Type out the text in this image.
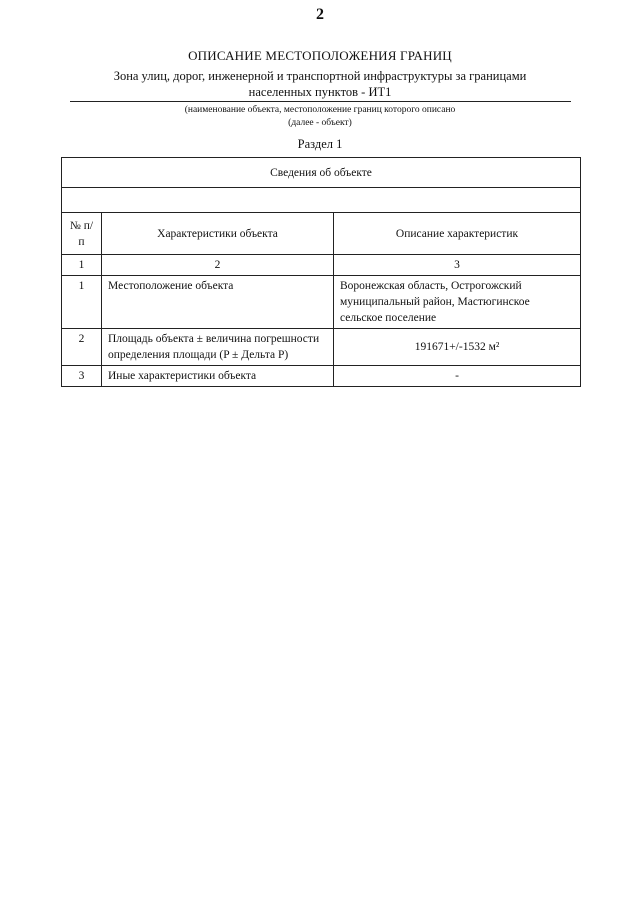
2
ОПИСАНИЕ МЕСТОПОЛОЖЕНИЯ ГРАНИЦ
Зона улиц, дорог, инженерной и транспортной инфраструктуры за границами
населенных пунктов - ИТ1
(наименование объекта, местоположение границ которого описано
(далее - объект)
Раздел 1
Сведения об объекте		

№ п/п	Характеристики объекта	Описание характеристик
1	2	3
1	Местоположение объекта	Воронежская область, Острогожский муниципальный район, Мастюгинское сельское поселение
2	Площадь объекта ± величина погрешности определения площади (P ± Дельта P)	191671+/-1532 м²
3	Иные характеристики объекта	-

STATED TASK.
Omit all pictures while transcribing the entries verbatim.

EXERCISE ANSWER.
Type out the text in this image.
2
ОПИСАНИЕ МЕСТОПОЛОЖЕНИЯ ГРАНИЦ
Зона улиц, дорог, инженерной и транспортной инфраструктуры за границами
населенных пунктов - ИТ1
(наименование объекта, местоположение границ которого описано
(далее - объект)
Раздел 1
Сведения об объекте		

№ п/п	Характеристики объекта	Описание характеристик
1	2	3
1	Местоположение объекта	Воронежская область, Острогожский муниципальный район, Мастюгинское сельское поселение
2	Площадь объекта ± величина погрешности определения площади (P ± Дельта P)	191671+/-1532 м²
3	Иные характеристики объекта	-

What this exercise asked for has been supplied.